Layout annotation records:
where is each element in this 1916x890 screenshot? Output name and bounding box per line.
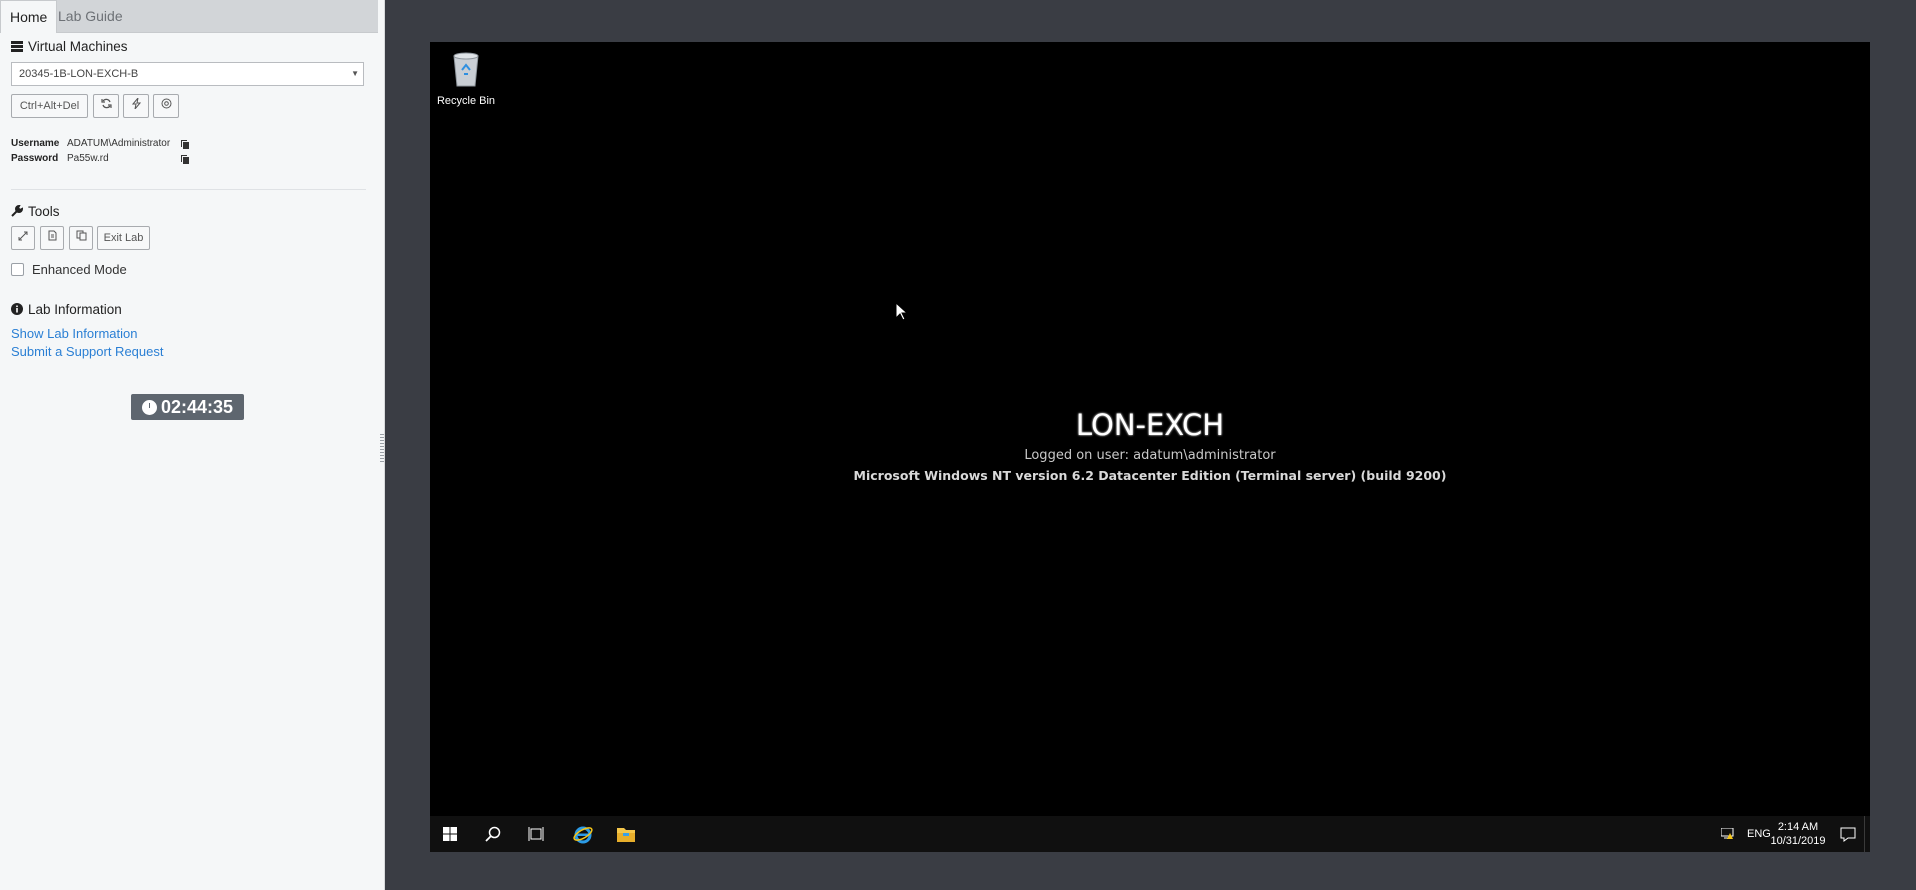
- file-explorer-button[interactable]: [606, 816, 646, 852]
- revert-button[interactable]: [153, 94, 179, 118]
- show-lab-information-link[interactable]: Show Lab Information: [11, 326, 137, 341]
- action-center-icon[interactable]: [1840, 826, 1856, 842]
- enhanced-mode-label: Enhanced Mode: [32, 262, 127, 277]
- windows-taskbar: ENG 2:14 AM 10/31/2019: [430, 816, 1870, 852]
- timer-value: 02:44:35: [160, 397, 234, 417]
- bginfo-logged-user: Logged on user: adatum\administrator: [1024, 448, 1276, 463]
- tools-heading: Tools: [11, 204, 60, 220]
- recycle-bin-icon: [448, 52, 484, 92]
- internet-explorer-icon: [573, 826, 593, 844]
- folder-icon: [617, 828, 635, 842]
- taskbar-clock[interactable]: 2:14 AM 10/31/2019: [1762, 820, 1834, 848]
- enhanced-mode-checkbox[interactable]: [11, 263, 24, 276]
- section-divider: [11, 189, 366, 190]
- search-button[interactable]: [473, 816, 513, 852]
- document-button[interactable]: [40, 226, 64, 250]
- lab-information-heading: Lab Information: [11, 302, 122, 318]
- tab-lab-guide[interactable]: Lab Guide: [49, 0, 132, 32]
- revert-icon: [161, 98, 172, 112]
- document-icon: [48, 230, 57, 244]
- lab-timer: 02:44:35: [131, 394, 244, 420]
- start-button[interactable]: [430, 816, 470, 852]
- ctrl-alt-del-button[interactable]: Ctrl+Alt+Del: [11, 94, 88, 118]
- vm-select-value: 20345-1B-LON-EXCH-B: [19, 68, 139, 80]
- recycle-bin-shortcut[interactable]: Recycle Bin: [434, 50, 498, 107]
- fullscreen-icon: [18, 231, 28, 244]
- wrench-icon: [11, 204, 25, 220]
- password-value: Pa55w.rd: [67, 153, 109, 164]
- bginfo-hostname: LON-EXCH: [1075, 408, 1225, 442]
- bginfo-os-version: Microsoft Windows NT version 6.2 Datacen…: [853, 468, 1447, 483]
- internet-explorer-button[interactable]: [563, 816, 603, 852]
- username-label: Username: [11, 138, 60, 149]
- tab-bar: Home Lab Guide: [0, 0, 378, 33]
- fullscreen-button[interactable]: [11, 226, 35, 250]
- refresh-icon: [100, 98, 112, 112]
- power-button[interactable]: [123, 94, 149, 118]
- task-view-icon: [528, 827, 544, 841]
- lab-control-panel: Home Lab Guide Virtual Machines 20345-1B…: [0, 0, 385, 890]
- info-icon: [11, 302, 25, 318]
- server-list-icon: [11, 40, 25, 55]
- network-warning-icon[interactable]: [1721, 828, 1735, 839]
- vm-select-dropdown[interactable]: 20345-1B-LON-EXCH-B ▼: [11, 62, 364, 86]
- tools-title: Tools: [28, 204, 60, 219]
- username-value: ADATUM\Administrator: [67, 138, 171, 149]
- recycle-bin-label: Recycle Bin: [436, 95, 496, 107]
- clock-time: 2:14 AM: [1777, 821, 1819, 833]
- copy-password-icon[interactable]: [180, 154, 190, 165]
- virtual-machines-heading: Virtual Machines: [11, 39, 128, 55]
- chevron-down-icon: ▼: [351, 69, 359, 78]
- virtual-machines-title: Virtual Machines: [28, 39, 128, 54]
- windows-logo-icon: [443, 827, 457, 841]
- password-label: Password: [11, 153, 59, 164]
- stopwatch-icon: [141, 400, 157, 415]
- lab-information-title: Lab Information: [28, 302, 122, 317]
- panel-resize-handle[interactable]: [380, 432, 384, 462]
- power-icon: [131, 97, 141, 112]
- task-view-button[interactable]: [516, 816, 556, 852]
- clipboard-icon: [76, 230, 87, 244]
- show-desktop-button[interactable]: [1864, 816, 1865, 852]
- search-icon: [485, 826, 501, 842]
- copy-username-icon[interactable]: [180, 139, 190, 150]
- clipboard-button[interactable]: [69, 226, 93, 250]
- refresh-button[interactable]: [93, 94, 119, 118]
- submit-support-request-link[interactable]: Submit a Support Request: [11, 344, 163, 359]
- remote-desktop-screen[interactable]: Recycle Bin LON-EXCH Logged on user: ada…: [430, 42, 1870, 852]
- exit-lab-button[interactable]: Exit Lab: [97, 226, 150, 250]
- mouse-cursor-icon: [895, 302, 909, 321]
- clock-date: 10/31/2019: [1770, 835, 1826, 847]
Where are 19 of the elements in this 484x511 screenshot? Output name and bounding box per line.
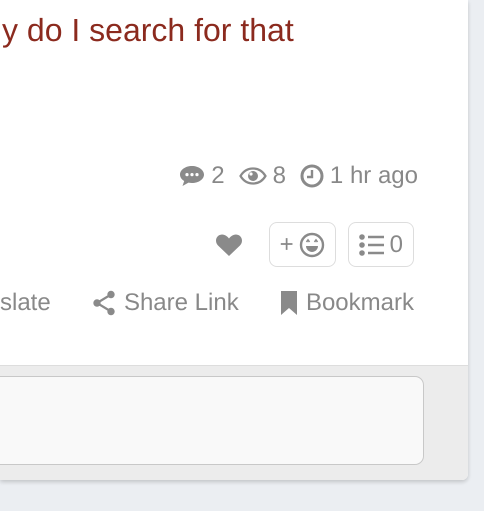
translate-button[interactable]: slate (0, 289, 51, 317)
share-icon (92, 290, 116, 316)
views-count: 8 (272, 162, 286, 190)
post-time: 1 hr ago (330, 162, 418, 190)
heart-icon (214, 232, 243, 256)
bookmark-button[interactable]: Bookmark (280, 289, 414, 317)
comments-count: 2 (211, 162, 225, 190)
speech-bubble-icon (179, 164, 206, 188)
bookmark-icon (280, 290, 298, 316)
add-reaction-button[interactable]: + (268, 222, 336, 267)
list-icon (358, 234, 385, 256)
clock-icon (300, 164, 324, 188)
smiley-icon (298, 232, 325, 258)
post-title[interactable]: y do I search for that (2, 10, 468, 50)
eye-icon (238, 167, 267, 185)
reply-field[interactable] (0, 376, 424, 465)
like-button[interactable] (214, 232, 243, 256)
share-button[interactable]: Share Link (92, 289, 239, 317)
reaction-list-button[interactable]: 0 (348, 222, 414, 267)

Stated task: Can you give every line of the records above as a numbered list, skipping blank lines and leaving the pictures out?

Output of the exercise:
1. where is each element in this 1916x890 screenshot? Output name and bounding box per line.
2. - file-explorer-button[interactable]: [606, 816, 646, 852]
3. - revert-button[interactable]: [153, 94, 179, 118]
4. - show-lab-information-link[interactable]: Show Lab Information: [11, 326, 137, 341]
5. - action-center-icon[interactable]: [1840, 826, 1856, 842]
6. - enhanced-mode-label: Enhanced Mode: [32, 262, 127, 277]
7. - windows-taskbar: ENG 2:14 AM 10/31/2019: [430, 816, 1870, 852]
8. - timer-value: 02:44:35: [160, 397, 234, 417]
9. - bginfo-logged-user: Logged on user: adatum\administrator: [1024, 448, 1276, 463]
10. - tools-heading: Tools: [11, 204, 60, 220]
11. - recycle-bin-icon: [448, 52, 484, 92]
12. - internet-explorer-icon: [573, 826, 593, 844]
13. - folder-icon: [617, 828, 635, 842]
14. - taskbar-clock[interactable]: 2:14 AM 10/31/2019: [1762, 820, 1834, 848]
15. - enhanced-mode-checkbox[interactable]: [11, 263, 24, 276]
16. - section-divider: [11, 189, 366, 190]
17. - search-button[interactable]: [473, 816, 513, 852]
18. - document-button[interactable]: [40, 226, 64, 250]
19. - lab-information-heading: Lab Information: [11, 302, 122, 318]
20. - tab-lab-guide[interactable]: Lab Guide: [49, 0, 132, 32]
21. - revert-icon: [161, 98, 172, 112]
22. - document-icon: [48, 230, 57, 244]
23. - lab-timer: 02:44:35: [131, 394, 244, 420]
24. - start-button[interactable]: [430, 816, 470, 852]
25. - ctrl-alt-del-button[interactable]: Ctrl+Alt+Del: [11, 94, 88, 118]
26. - vm-select-value: 20345-1B-LON-EXCH-B: [19, 68, 139, 80]
27. - recycle-bin-shortcut[interactable]: Recycle Bin: [434, 50, 498, 107]
28. - fullscreen-icon: [18, 231, 28, 244]
29. - wrench-icon: [11, 204, 25, 220]
30. - password-value: Pa55w.rd: [67, 153, 109, 164]
31. - bginfo-hostname: LON-EXCH: [1075, 408, 1225, 442]
32. - bginfo-os-version: Microsoft Windows NT version 6.2 Datacen…: [853, 468, 1447, 483]
33. - internet-explorer-button[interactable]: [563, 816, 603, 852]
34. - username-label: Username: [11, 138, 60, 149]
35. - tab-bar: Home Lab Guide: [0, 0, 378, 33]
36. - fullscreen-button[interactable]: [11, 226, 35, 250]
37. - refresh-icon: [100, 98, 112, 112]
38. - power-button[interactable]: [123, 94, 149, 118]
39. - task-view-icon: [528, 827, 544, 841]
40. - lab-control-panel: Home Lab Guide Virtual Machines 20345-1B…: [0, 0, 385, 890]
41. - info-icon: [11, 302, 25, 318]
42. - server-list-icon: [11, 40, 25, 55]
43. - network-warning-icon[interactable]: [1721, 828, 1735, 839]
44. - vm-select-dropdown[interactable]: 20345-1B-LON-EXCH-B ▼: [11, 62, 364, 86]
45. - tools-title: Tools: [28, 204, 60, 219]
46. - username-value: ADATUM\Administrator: [67, 138, 171, 149]
47. - recycle-bin-label: Recycle Bin: [436, 95, 496, 107]
48. - clock-time: 2:14 AM: [1777, 821, 1819, 833]
49. - copy-password-icon[interactable]: [180, 154, 190, 165]
50. - virtual-machines-heading: Virtual Machines: [11, 39, 128, 55]
51. - chevron-down-icon: ▼: [351, 69, 359, 78]
52. - virtual-machines-title: Virtual Machines: [28, 39, 128, 54]
53. - windows-logo-icon: [443, 827, 457, 841]
54. - password-label: Password: [11, 153, 59, 164]
55. - stopwatch-icon: [141, 400, 157, 415]
56. - lab-information-title: Lab Information: [28, 302, 122, 317]
57. - panel-resize-handle[interactable]: [380, 432, 384, 462]
58. - power-icon: [131, 97, 141, 112]
59. - task-view-button[interactable]: [516, 816, 556, 852]
60. - clipboard-icon: [76, 230, 87, 244]
61. - show-desktop-button[interactable]: [1864, 816, 1865, 852]
62. - search-icon: [485, 826, 501, 842]
63. - copy-username-icon[interactable]: [180, 139, 190, 150]
64. - clipboard-button[interactable]: [69, 226, 93, 250]
65. - refresh-button[interactable]: [93, 94, 119, 118]
66. - submit-support-request-link[interactable]: Submit a Support Request: [11, 344, 163, 359]
67. - remote-desktop-screen[interactable]: Recycle Bin LON-EXCH Logged on user: ada…: [430, 42, 1870, 852]
68. - exit-lab-button[interactable]: Exit Lab: [97, 226, 150, 250]
69. - mouse-cursor-icon: [895, 302, 909, 321]
70. - clock-date: 10/31/2019: [1770, 835, 1826, 847]
71. Where are 19 of the elements in this 484x511 screenshot? Output name and bounding box per line.
72. translate-button[interactable]: slate (0, 289, 51, 317)
73. share-icon (92, 290, 116, 316)
74. views-count: 8 (272, 162, 286, 190)
75. post-time: 1 hr ago (330, 162, 418, 190)
76. heart-icon (214, 232, 243, 256)
77. bookmark-button[interactable]: Bookmark (280, 289, 414, 317)
78. comments-count: 2 (211, 162, 225, 190)
79. speech-bubble-icon (179, 164, 206, 188)
80. bookmark-icon (280, 290, 298, 316)
81. add-reaction-button[interactable]: + (268, 222, 336, 267)
82. list-icon (358, 234, 385, 256)
83. clock-icon (300, 164, 324, 188)
84. smiley-icon (298, 232, 325, 258)
85. post-title[interactable]: y do I search for that (2, 10, 468, 50)
86. eye-icon (238, 167, 267, 185)
87. reply-field[interactable] (0, 376, 424, 465)
88. like-button[interactable] (214, 232, 243, 256)
89. share-button[interactable]: Share Link (92, 289, 239, 317)
90. reaction-list-button[interactable]: 0 (348, 222, 414, 267)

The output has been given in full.